__EXCERPTED RECORDS__.
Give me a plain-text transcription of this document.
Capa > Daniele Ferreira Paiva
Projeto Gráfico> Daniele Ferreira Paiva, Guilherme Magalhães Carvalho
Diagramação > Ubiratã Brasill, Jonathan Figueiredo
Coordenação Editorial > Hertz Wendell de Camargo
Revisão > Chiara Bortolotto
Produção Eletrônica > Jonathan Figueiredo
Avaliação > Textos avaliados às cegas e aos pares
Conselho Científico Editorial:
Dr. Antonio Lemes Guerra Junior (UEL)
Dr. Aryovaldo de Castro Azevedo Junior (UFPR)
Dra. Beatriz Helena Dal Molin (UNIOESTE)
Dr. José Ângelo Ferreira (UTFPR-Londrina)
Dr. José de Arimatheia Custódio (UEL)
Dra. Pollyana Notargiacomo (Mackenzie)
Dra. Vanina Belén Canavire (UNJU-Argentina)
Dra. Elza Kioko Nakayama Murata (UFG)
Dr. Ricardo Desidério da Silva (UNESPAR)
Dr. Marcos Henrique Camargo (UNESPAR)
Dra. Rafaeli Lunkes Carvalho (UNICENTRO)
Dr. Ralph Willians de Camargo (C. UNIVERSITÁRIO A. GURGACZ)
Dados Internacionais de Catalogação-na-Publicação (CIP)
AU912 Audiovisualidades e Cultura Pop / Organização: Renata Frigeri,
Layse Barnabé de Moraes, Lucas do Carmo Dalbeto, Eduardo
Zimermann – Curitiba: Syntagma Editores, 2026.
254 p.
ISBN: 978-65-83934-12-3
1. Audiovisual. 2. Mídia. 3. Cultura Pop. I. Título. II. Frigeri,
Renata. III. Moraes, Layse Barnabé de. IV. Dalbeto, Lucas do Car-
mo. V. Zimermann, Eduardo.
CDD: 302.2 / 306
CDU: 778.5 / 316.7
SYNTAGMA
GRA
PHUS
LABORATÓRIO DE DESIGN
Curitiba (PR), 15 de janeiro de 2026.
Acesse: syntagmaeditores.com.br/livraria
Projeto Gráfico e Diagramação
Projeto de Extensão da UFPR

__WHAT TO DO__. Scan the data above; copy every line where "Zimermann" appears.

__TASK RESULT__.
Zimermann – Curitiba: Syntagma Editores, 2026.
mo. V. Zimermann, Eduardo.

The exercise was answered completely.